GIVEN INSTRUCTION >> Without omitting anything, retype the data that follows.

DATASET >>

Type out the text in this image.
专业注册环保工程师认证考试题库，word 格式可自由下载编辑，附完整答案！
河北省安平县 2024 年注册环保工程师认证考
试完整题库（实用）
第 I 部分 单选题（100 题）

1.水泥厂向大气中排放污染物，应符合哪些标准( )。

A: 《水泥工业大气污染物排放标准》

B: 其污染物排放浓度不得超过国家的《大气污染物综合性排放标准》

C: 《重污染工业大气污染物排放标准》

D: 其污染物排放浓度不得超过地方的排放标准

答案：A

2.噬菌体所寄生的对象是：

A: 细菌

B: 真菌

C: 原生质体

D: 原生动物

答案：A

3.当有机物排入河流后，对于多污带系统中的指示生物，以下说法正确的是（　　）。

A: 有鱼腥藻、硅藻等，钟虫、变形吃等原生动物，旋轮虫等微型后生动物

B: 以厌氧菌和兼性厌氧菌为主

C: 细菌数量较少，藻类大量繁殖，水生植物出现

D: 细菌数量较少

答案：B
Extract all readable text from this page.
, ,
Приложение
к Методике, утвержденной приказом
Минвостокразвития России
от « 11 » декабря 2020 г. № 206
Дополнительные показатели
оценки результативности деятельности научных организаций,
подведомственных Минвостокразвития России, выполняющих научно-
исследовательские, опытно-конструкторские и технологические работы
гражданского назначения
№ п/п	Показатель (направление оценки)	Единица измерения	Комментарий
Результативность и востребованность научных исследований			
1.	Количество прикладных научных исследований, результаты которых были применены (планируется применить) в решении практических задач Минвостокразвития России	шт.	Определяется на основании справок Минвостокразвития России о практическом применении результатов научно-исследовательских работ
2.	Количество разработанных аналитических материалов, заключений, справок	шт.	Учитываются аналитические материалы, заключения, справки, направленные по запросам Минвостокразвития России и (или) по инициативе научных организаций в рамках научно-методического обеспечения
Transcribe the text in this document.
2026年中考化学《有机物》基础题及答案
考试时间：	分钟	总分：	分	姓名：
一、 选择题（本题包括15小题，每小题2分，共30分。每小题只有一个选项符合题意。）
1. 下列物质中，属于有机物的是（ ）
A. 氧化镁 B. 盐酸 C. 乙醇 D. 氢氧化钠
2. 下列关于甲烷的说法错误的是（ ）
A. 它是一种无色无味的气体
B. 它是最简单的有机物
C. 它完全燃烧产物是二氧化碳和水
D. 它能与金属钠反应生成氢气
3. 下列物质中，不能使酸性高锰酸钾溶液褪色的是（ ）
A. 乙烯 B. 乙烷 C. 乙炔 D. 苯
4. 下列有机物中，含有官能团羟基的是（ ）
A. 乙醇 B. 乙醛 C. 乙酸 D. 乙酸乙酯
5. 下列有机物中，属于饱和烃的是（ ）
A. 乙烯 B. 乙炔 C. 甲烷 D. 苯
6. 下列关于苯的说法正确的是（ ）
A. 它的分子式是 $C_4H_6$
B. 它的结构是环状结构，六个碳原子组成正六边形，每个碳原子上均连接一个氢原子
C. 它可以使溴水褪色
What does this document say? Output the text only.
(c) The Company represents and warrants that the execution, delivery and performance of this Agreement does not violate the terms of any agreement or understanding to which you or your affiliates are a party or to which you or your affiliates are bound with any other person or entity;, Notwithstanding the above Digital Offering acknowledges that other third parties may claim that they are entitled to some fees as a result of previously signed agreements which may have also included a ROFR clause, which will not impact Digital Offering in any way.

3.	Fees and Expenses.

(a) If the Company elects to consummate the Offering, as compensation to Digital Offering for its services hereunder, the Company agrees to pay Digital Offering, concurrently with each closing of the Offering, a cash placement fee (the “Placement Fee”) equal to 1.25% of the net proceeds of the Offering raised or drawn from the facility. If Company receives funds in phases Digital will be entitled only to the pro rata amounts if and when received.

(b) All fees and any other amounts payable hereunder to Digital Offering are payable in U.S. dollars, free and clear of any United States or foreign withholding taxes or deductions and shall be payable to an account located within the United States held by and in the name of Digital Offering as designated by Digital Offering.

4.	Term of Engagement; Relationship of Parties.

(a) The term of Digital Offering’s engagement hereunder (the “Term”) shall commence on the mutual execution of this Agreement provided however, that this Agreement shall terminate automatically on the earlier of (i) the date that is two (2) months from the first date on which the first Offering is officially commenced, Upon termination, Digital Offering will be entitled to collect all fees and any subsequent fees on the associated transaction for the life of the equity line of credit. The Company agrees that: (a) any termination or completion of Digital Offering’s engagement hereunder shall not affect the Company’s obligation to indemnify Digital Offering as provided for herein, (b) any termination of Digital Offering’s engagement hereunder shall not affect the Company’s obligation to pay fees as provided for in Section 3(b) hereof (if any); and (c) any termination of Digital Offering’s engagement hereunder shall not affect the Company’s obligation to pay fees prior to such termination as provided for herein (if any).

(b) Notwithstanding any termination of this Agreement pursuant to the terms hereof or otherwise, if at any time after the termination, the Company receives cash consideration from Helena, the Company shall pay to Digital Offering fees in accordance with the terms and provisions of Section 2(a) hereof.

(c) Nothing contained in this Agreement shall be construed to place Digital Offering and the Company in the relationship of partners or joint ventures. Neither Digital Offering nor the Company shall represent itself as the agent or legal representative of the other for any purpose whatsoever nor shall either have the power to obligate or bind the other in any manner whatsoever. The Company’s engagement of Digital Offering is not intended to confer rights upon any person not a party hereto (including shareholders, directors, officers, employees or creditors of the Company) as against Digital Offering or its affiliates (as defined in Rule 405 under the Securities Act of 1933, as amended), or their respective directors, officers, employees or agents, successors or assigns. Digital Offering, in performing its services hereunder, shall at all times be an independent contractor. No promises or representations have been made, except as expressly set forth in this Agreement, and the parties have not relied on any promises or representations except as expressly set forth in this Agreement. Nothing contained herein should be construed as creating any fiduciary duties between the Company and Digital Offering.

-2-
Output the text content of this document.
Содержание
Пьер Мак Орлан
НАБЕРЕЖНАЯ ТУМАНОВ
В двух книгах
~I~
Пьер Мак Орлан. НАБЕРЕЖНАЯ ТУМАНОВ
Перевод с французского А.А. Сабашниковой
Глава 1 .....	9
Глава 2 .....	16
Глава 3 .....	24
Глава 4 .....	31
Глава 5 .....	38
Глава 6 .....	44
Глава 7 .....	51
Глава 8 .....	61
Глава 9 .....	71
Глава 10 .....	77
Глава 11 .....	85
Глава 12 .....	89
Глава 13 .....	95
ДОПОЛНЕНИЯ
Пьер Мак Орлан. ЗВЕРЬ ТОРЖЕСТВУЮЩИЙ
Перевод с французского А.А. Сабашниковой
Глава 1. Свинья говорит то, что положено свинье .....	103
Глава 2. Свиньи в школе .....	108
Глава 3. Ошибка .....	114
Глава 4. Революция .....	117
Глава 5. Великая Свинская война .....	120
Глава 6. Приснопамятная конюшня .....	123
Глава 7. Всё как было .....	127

CORRECT RESPONSE >>
Type out the text in this image.
专业注册环保工程师认证考试题库，word 格式可自由下载编辑，附完整答案！
河北省安平县 2024 年注册环保工程师认证考
试完整题库（实用）
第 I 部分 单选题（100 题）

1.水泥厂向大气中排放污染物，应符合哪些标准( )。

A: 《水泥工业大气污染物排放标准》

B: 其污染物排放浓度不得超过国家的《大气污染物综合性排放标准》

C: 《重污染工业大气污染物排放标准》

D: 其污染物排放浓度不得超过地方的排放标准

答案：A

2.噬菌体所寄生的对象是：

A: 细菌

B: 真菌

C: 原生质体

D: 原生动物

答案：A

3.当有机物排入河流后，对于多污带系统中的指示生物，以下说法正确的是（　　）。

A: 有鱼腥藻、硅藻等，钟虫、变形吃等原生动物，旋轮虫等微型后生动物

B: 以厌氧菌和兼性厌氧菌为主

C: 细菌数量较少，藻类大量繁殖，水生植物出现

D: 细菌数量较少

答案：B
Extract all readable text from this page.
, ,
Приложение
к Методике, утвержденной приказом
Минвостокразвития России
от « 11 » декабря 2020 г. № 206
Дополнительные показатели
оценки результативности деятельности научных организаций,
подведомственных Минвостокразвития России, выполняющих научно-
исследовательские, опытно-конструкторские и технологические работы
гражданского назначения
№ п/п	Показатель (направление оценки)	Единица измерения	Комментарий
Результативность и востребованность научных исследований			
1.	Количество прикладных научных исследований, результаты которых были применены (планируется применить) в решении практических задач Минвостокразвития России	шт.	Определяется на основании справок Минвостокразвития России о практическом применении результатов научно-исследовательских работ
2.	Количество разработанных аналитических материалов, заключений, справок	шт.	Учитываются аналитические материалы, заключения, справки, направленные по запросам Минвостокразвития России и (или) по инициативе научных организаций в рамках научно-методического обеспечения
Transcribe the text in this document.
2026年中考化学《有机物》基础题及答案
考试时间：	分钟	总分：	分	姓名：
一、 选择题（本题包括15小题，每小题2分，共30分。每小题只有一个选项符合题意。）
1. 下列物质中，属于有机物的是（ ）
A. 氧化镁 B. 盐酸 C. 乙醇 D. 氢氧化钠
2. 下列关于甲烷的说法错误的是（ ）
A. 它是一种无色无味的气体
B. 它是最简单的有机物
C. 它完全燃烧产物是二氧化碳和水
D. 它能与金属钠反应生成氢气
3. 下列物质中，不能使酸性高锰酸钾溶液褪色的是（ ）
A. 乙烯 B. 乙烷 C. 乙炔 D. 苯
4. 下列有机物中，含有官能团羟基的是（ ）
A. 乙醇 B. 乙醛 C. 乙酸 D. 乙酸乙酯
5. 下列有机物中，属于饱和烃的是（ ）
A. 乙烯 B. 乙炔 C. 甲烷 D. 苯
6. 下列关于苯的说法正确的是（ ）
A. 它的分子式是 $C_4H_6$
B. 它的结构是环状结构，六个碳原子组成正六边形，每个碳原子上均连接一个氢原子
C. 它可以使溴水褪色
What does this document say? Output the text only.
(c) The Company represents and warrants that the execution, delivery and performance of this Agreement does not violate the terms of any agreement or understanding to which you or your affiliates are a party or to which you or your affiliates are bound with any other person or entity;, Notwithstanding the above Digital Offering acknowledges that other third parties may claim that they are entitled to some fees as a result of previously signed agreements which may have also included a ROFR clause, which will not impact Digital Offering in any way.

3.	Fees and Expenses.

(a) If the Company elects to consummate the Offering, as compensation to Digital Offering for its services hereunder, the Company agrees to pay Digital Offering, concurrently with each closing of the Offering, a cash placement fee (the “Placement Fee”) equal to 1.25% of the net proceeds of the Offering raised or drawn from the facility. If Company receives funds in phases Digital will be entitled only to the pro rata amounts if and when received.

(b) All fees and any other amounts payable hereunder to Digital Offering are payable in U.S. dollars, free and clear of any United States or foreign withholding taxes or deductions and shall be payable to an account located within the United States held by and in the name of Digital Offering as designated by Digital Offering.

4.	Term of Engagement; Relationship of Parties.

(a) The term of Digital Offering’s engagement hereunder (the “Term”) shall commence on the mutual execution of this Agreement provided however, that this Agreement shall terminate automatically on the earlier of (i) the date that is two (2) months from the first date on which the first Offering is officially commenced, Upon termination, Digital Offering will be entitled to collect all fees and any subsequent fees on the associated transaction for the life of the equity line of credit. The Company agrees that: (a) any termination or completion of Digital Offering’s engagement hereunder shall not affect the Company’s obligation to indemnify Digital Offering as provided for herein, (b) any termination of Digital Offering’s engagement hereunder shall not affect the Company’s obligation to pay fees as provided for in Section 3(b) hereof (if any); and (c) any termination of Digital Offering’s engagement hereunder shall not affect the Company’s obligation to pay fees prior to such termination as provided for herein (if any).

(b) Notwithstanding any termination of this Agreement pursuant to the terms hereof or otherwise, if at any time after the termination, the Company receives cash consideration from Helena, the Company shall pay to Digital Offering fees in accordance with the terms and provisions of Section 2(a) hereof.

(c) Nothing contained in this Agreement shall be construed to place Digital Offering and the Company in the relationship of partners or joint ventures. Neither Digital Offering nor the Company shall represent itself as the agent or legal representative of the other for any purpose whatsoever nor shall either have the power to obligate or bind the other in any manner whatsoever. The Company’s engagement of Digital Offering is not intended to confer rights upon any person not a party hereto (including shareholders, directors, officers, employees or creditors of the Company) as against Digital Offering or its affiliates (as defined in Rule 405 under the Securities Act of 1933, as amended), or their respective directors, officers, employees or agents, successors or assigns. Digital Offering, in performing its services hereunder, shall at all times be an independent contractor. No promises or representations have been made, except as expressly set forth in this Agreement, and the parties have not relied on any promises or representations except as expressly set forth in this Agreement. Nothing contained herein should be construed as creating any fiduciary duties between the Company and Digital Offering.

-2-
Output the text content of this document.
Содержание
Пьер Мак Орлан
НАБЕРЕЖНАЯ ТУМАНОВ
В двух книгах
~I~
Пьер Мак Орлан. НАБЕРЕЖНАЯ ТУМАНОВ
Перевод с французского А.А. Сабашниковой
Глава 1 .....	9
Глава 2 .....	16
Глава 3 .....	24
Глава 4 .....	31
Глава 5 .....	38
Глава 6 .....	44
Глава 7 .....	51
Глава 8 .....	61
Глава 9 .....	71
Глава 10 .....	77
Глава 11 .....	85
Глава 12 .....	89
Глава 13 .....	95
ДОПОЛНЕНИЯ
Пьер Мак Орлан. ЗВЕРЬ ТОРЖЕСТВУЮЩИЙ
Перевод с французского А.А. Сабашниковой
Глава 1. Свинья говорит то, что положено свинье .....	103
Глава 2. Свиньи в школе .....	108
Глава 3. Ошибка .....	114
Глава 4. Революция .....	117
Глава 5. Великая Свинская война .....	120
Глава 6. Приснопамятная конюшня .....	123
Глава 7. Всё как было .....	127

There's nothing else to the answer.